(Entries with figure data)
※ ※ ※
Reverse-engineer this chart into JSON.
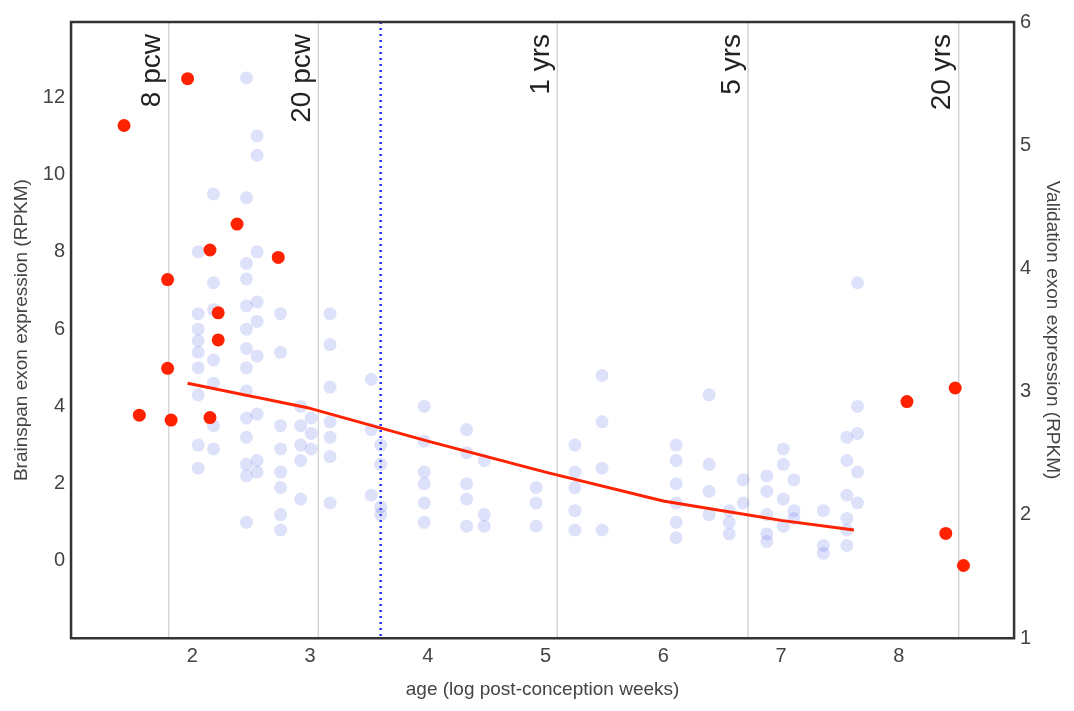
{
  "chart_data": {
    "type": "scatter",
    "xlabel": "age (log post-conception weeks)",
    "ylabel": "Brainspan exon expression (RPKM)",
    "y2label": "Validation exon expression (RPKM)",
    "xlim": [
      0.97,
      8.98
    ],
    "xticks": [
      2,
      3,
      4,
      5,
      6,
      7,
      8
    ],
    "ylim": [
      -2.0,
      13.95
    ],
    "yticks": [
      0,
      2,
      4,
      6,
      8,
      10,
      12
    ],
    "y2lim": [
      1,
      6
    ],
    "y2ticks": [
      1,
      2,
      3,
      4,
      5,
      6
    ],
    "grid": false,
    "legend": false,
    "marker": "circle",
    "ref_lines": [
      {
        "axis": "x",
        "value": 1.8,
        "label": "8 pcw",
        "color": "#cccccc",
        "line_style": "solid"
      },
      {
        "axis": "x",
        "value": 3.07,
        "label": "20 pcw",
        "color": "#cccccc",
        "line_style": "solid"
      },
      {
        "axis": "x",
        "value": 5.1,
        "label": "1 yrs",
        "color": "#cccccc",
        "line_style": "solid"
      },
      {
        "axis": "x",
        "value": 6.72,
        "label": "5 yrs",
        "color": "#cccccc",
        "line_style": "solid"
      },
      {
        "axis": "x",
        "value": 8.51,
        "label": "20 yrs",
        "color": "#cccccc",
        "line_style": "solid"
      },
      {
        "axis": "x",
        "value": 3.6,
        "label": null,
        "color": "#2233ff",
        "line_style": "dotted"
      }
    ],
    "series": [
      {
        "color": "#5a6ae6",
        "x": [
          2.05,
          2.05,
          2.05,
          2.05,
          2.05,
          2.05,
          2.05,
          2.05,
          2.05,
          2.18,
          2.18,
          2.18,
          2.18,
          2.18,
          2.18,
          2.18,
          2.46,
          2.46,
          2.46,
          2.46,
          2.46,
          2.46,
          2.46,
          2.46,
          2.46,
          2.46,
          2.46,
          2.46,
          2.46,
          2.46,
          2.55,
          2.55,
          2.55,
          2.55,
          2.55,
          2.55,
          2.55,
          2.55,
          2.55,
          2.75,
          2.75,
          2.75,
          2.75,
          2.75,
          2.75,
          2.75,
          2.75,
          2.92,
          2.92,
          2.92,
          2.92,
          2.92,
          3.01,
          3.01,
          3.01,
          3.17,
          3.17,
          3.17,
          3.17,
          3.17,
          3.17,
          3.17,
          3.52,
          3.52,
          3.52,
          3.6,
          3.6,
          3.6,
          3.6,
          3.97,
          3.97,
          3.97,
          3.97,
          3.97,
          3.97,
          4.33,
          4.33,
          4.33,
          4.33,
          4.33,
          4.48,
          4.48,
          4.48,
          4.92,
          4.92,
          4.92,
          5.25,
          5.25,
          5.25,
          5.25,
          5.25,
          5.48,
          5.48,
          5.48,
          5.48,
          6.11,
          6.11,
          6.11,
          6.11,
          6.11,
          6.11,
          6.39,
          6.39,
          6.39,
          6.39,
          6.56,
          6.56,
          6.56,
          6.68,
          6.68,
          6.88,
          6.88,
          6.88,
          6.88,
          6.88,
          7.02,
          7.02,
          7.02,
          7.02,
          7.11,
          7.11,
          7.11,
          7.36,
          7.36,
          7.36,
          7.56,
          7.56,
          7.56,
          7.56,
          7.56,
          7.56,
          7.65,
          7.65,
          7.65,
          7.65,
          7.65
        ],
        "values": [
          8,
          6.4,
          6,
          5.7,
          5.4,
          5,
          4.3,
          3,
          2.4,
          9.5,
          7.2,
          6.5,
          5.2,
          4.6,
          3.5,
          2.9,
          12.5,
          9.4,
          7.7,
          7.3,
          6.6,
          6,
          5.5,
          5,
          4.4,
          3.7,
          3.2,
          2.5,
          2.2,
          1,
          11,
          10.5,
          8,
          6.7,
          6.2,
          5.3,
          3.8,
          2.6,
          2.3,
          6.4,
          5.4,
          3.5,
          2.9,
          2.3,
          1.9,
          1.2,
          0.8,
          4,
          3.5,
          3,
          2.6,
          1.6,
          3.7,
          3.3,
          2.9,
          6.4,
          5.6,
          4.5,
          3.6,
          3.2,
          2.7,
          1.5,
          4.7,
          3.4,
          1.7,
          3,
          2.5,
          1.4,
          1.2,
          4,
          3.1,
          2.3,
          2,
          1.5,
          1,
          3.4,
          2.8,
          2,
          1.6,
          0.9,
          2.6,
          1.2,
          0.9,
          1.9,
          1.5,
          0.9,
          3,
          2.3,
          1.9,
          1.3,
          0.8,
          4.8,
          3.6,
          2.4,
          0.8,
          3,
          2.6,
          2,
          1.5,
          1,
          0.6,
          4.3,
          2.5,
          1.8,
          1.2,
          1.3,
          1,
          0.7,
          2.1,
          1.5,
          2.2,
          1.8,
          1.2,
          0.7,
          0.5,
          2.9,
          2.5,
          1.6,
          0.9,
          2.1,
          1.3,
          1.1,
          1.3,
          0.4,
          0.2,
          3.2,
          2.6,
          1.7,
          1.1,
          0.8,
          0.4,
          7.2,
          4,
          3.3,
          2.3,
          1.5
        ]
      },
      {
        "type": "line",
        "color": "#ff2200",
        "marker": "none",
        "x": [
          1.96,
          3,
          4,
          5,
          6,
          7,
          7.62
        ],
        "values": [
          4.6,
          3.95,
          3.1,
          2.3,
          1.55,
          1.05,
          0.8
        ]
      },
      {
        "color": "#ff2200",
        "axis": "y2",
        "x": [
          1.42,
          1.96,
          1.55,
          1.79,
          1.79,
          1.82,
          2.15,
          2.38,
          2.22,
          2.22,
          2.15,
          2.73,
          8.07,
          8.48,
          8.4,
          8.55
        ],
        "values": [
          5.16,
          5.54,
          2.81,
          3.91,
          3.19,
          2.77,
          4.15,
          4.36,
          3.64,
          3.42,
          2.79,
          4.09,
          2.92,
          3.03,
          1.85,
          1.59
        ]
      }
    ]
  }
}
※ ※ ※
* **To do**:
The records above need to be restated word for word, with the pictures left out.

* **Problem solution**:
Reverse-engineer this chart into JSON.
{
  "chart_data": {
    "type": "scatter",
    "xlabel": "age (log post-conception weeks)",
    "ylabel": "Brainspan exon expression (RPKM)",
    "y2label": "Validation exon expression (RPKM)",
    "xlim": [
      0.97,
      8.98
    ],
    "xticks": [
      2,
      3,
      4,
      5,
      6,
      7,
      8
    ],
    "ylim": [
      -2.0,
      13.95
    ],
    "yticks": [
      0,
      2,
      4,
      6,
      8,
      10,
      12
    ],
    "y2lim": [
      1,
      6
    ],
    "y2ticks": [
      1,
      2,
      3,
      4,
      5,
      6
    ],
    "grid": false,
    "legend": false,
    "marker": "circle",
    "ref_lines": [
      {
        "axis": "x",
        "value": 1.8,
        "label": "8 pcw",
        "color": "#cccccc",
        "line_style": "solid"
      },
      {
        "axis": "x",
        "value": 3.07,
        "label": "20 pcw",
        "color": "#cccccc",
        "line_style": "solid"
      },
      {
        "axis": "x",
        "value": 5.1,
        "label": "1 yrs",
        "color": "#cccccc",
        "line_style": "solid"
      },
      {
        "axis": "x",
        "value": 6.72,
        "label": "5 yrs",
        "color": "#cccccc",
        "line_style": "solid"
      },
      {
        "axis": "x",
        "value": 8.51,
        "label": "20 yrs",
        "color": "#cccccc",
        "line_style": "solid"
      },
      {
        "axis": "x",
        "value": 3.6,
        "label": null,
        "color": "#2233ff",
        "line_style": "dotted"
      }
    ],
    "series": [
      {
        "color": "#5a6ae6",
        "x": [
          2.05,
          2.05,
          2.05,
          2.05,
          2.05,
          2.05,
          2.05,
          2.05,
          2.05,
          2.18,
          2.18,
          2.18,
          2.18,
          2.18,
          2.18,
          2.18,
          2.46,
          2.46,
          2.46,
          2.46,
          2.46,
          2.46,
          2.46,
          2.46,
          2.46,
          2.46,
          2.46,
          2.46,
          2.46,
          2.46,
          2.55,
          2.55,
          2.55,
          2.55,
          2.55,
          2.55,
          2.55,
          2.55,
          2.55,
          2.75,
          2.75,
          2.75,
          2.75,
          2.75,
          2.75,
          2.75,
          2.75,
          2.92,
          2.92,
          2.92,
          2.92,
          2.92,
          3.01,
          3.01,
          3.01,
          3.17,
          3.17,
          3.17,
          3.17,
          3.17,
          3.17,
          3.17,
          3.52,
          3.52,
          3.52,
          3.6,
          3.6,
          3.6,
          3.6,
          3.97,
          3.97,
          3.97,
          3.97,
          3.97,
          3.97,
          4.33,
          4.33,
          4.33,
          4.33,
          4.33,
          4.48,
          4.48,
          4.48,
          4.92,
          4.92,
          4.92,
          5.25,
          5.25,
          5.25,
          5.25,
          5.25,
          5.48,
          5.48,
          5.48,
          5.48,
          6.11,
          6.11,
          6.11,
          6.11,
          6.11,
          6.11,
          6.39,
          6.39,
          6.39,
          6.39,
          6.56,
          6.56,
          6.56,
          6.68,
          6.68,
          6.88,
          6.88,
          6.88,
          6.88,
          6.88,
          7.02,
          7.02,
          7.02,
          7.02,
          7.11,
          7.11,
          7.11,
          7.36,
          7.36,
          7.36,
          7.56,
          7.56,
          7.56,
          7.56,
          7.56,
          7.56,
          7.65,
          7.65,
          7.65,
          7.65,
          7.65
        ],
        "values": [
          8,
          6.4,
          6,
          5.7,
          5.4,
          5,
          4.3,
          3,
          2.4,
          9.5,
          7.2,
          6.5,
          5.2,
          4.6,
          3.5,
          2.9,
          12.5,
          9.4,
          7.7,
          7.3,
          6.6,
          6,
          5.5,
          5,
          4.4,
          3.7,
          3.2,
          2.5,
          2.2,
          1,
          11,
          10.5,
          8,
          6.7,
          6.2,
          5.3,
          3.8,
          2.6,
          2.3,
          6.4,
          5.4,
          3.5,
          2.9,
          2.3,
          1.9,
          1.2,
          0.8,
          4,
          3.5,
          3,
          2.6,
          1.6,
          3.7,
          3.3,
          2.9,
          6.4,
          5.6,
          4.5,
          3.6,
          3.2,
          2.7,
          1.5,
          4.7,
          3.4,
          1.7,
          3,
          2.5,
          1.4,
          1.2,
          4,
          3.1,
          2.3,
          2,
          1.5,
          1,
          3.4,
          2.8,
          2,
          1.6,
          0.9,
          2.6,
          1.2,
          0.9,
          1.9,
          1.5,
          0.9,
          3,
          2.3,
          1.9,
          1.3,
          0.8,
          4.8,
          3.6,
          2.4,
          0.8,
          3,
          2.6,
          2,
          1.5,
          1,
          0.6,
          4.3,
          2.5,
          1.8,
          1.2,
          1.3,
          1,
          0.7,
          2.1,
          1.5,
          2.2,
          1.8,
          1.2,
          0.7,
          0.5,
          2.9,
          2.5,
          1.6,
          0.9,
          2.1,
          1.3,
          1.1,
          1.3,
          0.4,
          0.2,
          3.2,
          2.6,
          1.7,
          1.1,
          0.8,
          0.4,
          7.2,
          4,
          3.3,
          2.3,
          1.5
        ]
      },
      {
        "type": "line",
        "color": "#ff2200",
        "marker": "none",
        "x": [
          1.96,
          3,
          4,
          5,
          6,
          7,
          7.62
        ],
        "values": [
          4.6,
          3.95,
          3.1,
          2.3,
          1.55,
          1.05,
          0.8
        ]
      },
      {
        "color": "#ff2200",
        "axis": "y2",
        "x": [
          1.42,
          1.96,
          1.55,
          1.79,
          1.79,
          1.82,
          2.15,
          2.38,
          2.22,
          2.22,
          2.15,
          2.73,
          8.07,
          8.48,
          8.4,
          8.55
        ],
        "values": [
          5.16,
          5.54,
          2.81,
          3.91,
          3.19,
          2.77,
          4.15,
          4.36,
          3.64,
          3.42,
          2.79,
          4.09,
          2.92,
          3.03,
          1.85,
          1.59
        ]
      }
    ]
  }
}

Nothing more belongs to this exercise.